• [TASK TO CARRY OUT] Retype all of the entries word for word.

• [DATA EXCERPTS]
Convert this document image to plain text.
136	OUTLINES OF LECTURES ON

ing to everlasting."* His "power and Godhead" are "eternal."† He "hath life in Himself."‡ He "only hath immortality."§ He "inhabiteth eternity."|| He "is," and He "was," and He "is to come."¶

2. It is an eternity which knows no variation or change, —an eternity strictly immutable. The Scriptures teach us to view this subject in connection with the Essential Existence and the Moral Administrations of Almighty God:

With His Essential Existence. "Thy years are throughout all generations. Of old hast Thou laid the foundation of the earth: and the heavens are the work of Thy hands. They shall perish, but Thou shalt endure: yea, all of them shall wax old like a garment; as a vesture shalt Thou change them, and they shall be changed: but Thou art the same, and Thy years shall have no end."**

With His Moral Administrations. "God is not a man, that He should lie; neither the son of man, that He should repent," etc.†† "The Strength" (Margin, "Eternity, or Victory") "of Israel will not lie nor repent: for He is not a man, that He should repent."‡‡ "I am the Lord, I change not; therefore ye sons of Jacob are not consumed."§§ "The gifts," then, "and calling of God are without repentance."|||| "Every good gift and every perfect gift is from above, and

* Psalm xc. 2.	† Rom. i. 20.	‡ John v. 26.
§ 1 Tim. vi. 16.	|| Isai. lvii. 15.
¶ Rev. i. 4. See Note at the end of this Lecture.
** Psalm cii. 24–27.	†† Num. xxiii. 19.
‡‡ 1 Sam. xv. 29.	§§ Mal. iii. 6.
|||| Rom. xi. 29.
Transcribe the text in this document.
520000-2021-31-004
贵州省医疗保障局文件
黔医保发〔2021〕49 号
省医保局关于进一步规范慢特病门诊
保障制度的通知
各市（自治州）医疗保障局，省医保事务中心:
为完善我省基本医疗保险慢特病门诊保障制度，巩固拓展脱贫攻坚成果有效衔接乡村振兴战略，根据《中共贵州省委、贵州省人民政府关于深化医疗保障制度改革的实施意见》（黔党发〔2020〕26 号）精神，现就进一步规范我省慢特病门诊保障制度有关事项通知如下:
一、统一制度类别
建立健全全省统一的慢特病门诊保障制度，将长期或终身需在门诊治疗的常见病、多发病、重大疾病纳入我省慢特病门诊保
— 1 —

• [EXPECTED OUTPUT]
Convert this document image to plain text.
136	OUTLINES OF LECTURES ON

ing to everlasting."* His "power and Godhead" are "eternal."† He "hath life in Himself."‡ He "only hath immortality."§ He "inhabiteth eternity."|| He "is," and He "was," and He "is to come."¶

2. It is an eternity which knows no variation or change, —an eternity strictly immutable. The Scriptures teach us to view this subject in connection with the Essential Existence and the Moral Administrations of Almighty God:

With His Essential Existence. "Thy years are throughout all generations. Of old hast Thou laid the foundation of the earth: and the heavens are the work of Thy hands. They shall perish, but Thou shalt endure: yea, all of them shall wax old like a garment; as a vesture shalt Thou change them, and they shall be changed: but Thou art the same, and Thy years shall have no end."**

With His Moral Administrations. "God is not a man, that He should lie; neither the son of man, that He should repent," etc.†† "The Strength" (Margin, "Eternity, or Victory") "of Israel will not lie nor repent: for He is not a man, that He should repent."‡‡ "I am the Lord, I change not; therefore ye sons of Jacob are not consumed."§§ "The gifts," then, "and calling of God are without repentance."|||| "Every good gift and every perfect gift is from above, and

* Psalm xc. 2.	† Rom. i. 20.	‡ John v. 26.
§ 1 Tim. vi. 16.	|| Isai. lvii. 15.
¶ Rev. i. 4. See Note at the end of this Lecture.
** Psalm cii. 24–27.	†† Num. xxiii. 19.
‡‡ 1 Sam. xv. 29.	§§ Mal. iii. 6.
|||| Rom. xi. 29.
Transcribe the text in this document.
520000-2021-31-004
贵州省医疗保障局文件
黔医保发〔2021〕49 号
省医保局关于进一步规范慢特病门诊
保障制度的通知
各市（自治州）医疗保障局，省医保事务中心:
为完善我省基本医疗保险慢特病门诊保障制度，巩固拓展脱贫攻坚成果有效衔接乡村振兴战略，根据《中共贵州省委、贵州省人民政府关于深化医疗保障制度改革的实施意见》（黔党发〔2020〕26 号）精神，现就进一步规范我省慢特病门诊保障制度有关事项通知如下:
一、统一制度类别
建立健全全省统一的慢特病门诊保障制度，将长期或终身需在门诊治疗的常见病、多发病、重大疾病纳入我省慢特病门诊保
— 1 —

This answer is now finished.